Olga PERETYATKO ließ einen schön klingenden Sopran mit gut geführten Koloraturen hören. Ihre Gilda wirkte streckenweise allerdings ein wenig teilnahmslos, beinahe beliebig. Es steht zu hoffen, daß dies der Premierennervosität geschuldet war.

Als grandios kann man die Besetzung von Wilhelm SCHWINGHAMMER als Sparafucile und Roswitha C. MÜLLER als Maddalena bezeichnen. Baßgewaltig der Bruder und mit enorm gewachsener Stimme die Schwester zeigte sich hier ein mörderisches Geschwisterpaar auf der Bühne, das auch an größeren Häusern nicht besser besetzt sein könnte.

Eine sehr interessante Erstbegegnung war die mit Szymon CHOJNACKI als Marullo (und Gerichtsdiener), der bereits über eine sehr schöne Baritonstimme sowie einen ausgeprägten Hang zur Rollencharakterisierung verfügt. Marek WOJCIECHOWSKI (Monterone) konnte nicht mehr so überzeugen wie noch vor einigen Jahren in Schwerin. Dafür klang seine Stimme zu hart und rauh.

Ein Glücksgriff war dagegen die Besetzung des Grafen Ceprano mit Steffen KUBACH, der mit gut geführter Stimme und eindringlichem Spiel die Partie ungemein aufwertete. Sonja FREITAG (Gräfin Ceprano), Daniel SZEILI (Borsa) und Wioletta HEBROWSKA (Giovanna) ergänzten den positiven Ensembleeindruck. Die Besetzung des Pagen mit zwei ganz jungen Damen war irgendwie überflüssig. Louise HEGGE und Antonia REINLÄNDER schlugen sich aber wacker.

CHOR und EXTRACHOR waren exzellent disponiert und meisterten auch die absurdeste Choreographie. Die Leitung durch Joseph FEIGL brachte hier wieder ein sehr positives Ergebnis.

§ **ZU BEARBEITENDE AUFGABEN**
- A) Zitieren Sie aus der Opernkritik den Abschnitt von „Eine sehr interessante“ bis „hart und rauh.“.
- B) Mit welcher Partie war Steffen Kubach laut der Opernkritik besetzt?
Die anschließenden Zeilen haben mit der Opernkritik nichts zu tun.

[Daten zur Erkennung des Dokumentlayouts]
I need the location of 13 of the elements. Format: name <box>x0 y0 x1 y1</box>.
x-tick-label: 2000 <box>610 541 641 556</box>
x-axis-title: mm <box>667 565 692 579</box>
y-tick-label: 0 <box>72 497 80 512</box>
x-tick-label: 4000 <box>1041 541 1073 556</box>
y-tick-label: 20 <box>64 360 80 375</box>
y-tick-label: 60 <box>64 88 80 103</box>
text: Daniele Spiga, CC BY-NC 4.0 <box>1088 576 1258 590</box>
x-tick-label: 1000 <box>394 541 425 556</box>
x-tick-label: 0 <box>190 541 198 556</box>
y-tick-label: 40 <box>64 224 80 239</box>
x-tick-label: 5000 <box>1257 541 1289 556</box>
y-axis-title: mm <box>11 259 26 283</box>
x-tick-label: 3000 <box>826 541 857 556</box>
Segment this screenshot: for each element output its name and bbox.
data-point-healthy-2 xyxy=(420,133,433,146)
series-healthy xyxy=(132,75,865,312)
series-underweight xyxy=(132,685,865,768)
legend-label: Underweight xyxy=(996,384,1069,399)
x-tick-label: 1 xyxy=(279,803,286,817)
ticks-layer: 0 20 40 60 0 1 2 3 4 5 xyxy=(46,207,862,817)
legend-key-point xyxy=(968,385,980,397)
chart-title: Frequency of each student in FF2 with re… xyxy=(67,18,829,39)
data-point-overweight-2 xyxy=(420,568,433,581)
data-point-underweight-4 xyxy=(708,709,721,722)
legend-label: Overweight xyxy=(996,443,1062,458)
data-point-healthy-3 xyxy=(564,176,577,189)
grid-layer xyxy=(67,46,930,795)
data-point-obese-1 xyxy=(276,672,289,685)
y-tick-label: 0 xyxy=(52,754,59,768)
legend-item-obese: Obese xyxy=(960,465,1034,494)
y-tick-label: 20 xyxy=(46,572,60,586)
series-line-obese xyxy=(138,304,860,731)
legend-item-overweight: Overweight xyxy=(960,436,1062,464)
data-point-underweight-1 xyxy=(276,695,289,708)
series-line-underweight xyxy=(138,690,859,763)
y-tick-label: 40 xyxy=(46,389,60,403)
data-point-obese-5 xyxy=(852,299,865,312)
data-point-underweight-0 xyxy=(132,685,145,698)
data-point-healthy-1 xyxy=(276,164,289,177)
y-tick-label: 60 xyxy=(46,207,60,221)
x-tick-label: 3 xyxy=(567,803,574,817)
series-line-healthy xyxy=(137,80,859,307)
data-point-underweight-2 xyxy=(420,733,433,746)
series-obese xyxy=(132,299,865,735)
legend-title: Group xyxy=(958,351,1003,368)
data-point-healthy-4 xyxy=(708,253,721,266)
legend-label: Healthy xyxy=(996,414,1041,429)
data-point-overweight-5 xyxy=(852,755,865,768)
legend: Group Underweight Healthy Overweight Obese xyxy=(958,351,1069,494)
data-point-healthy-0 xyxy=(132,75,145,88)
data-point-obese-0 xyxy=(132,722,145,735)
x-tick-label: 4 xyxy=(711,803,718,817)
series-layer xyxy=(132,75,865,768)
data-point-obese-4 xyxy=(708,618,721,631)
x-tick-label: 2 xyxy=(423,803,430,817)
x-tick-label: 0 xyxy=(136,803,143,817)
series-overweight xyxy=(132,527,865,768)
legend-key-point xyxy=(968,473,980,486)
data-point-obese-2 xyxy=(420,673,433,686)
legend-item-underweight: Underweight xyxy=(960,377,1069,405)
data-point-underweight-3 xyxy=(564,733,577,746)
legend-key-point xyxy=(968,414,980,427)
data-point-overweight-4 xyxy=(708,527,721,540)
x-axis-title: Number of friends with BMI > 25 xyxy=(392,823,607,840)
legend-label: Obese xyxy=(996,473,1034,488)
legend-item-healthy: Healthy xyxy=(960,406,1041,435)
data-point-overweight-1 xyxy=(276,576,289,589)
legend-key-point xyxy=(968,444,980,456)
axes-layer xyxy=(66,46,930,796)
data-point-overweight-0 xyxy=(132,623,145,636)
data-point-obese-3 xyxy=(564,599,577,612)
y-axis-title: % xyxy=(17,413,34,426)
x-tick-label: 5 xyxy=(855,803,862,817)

§ **NUMMERIERTE LÖSUNGEN**
- A)
Eine sehr interessante Erstbegegnung war die mit Szymon CHOJNACKI als Marullo (und Gerichtsdiener), der bereits über eine sehr schöne Baritonstimme sowie einen ausgeprägten Hang zur Rollencharakterisierung verfügt. Marek WOJCIECHOWSKI (Monterone) konnte nicht mehr so überzeugen wie noch vor einigen Jahren in Schwerin. Dafür klang seine Stimme zu hart und rauh.

- B) Mit dem Grafen Ceprano.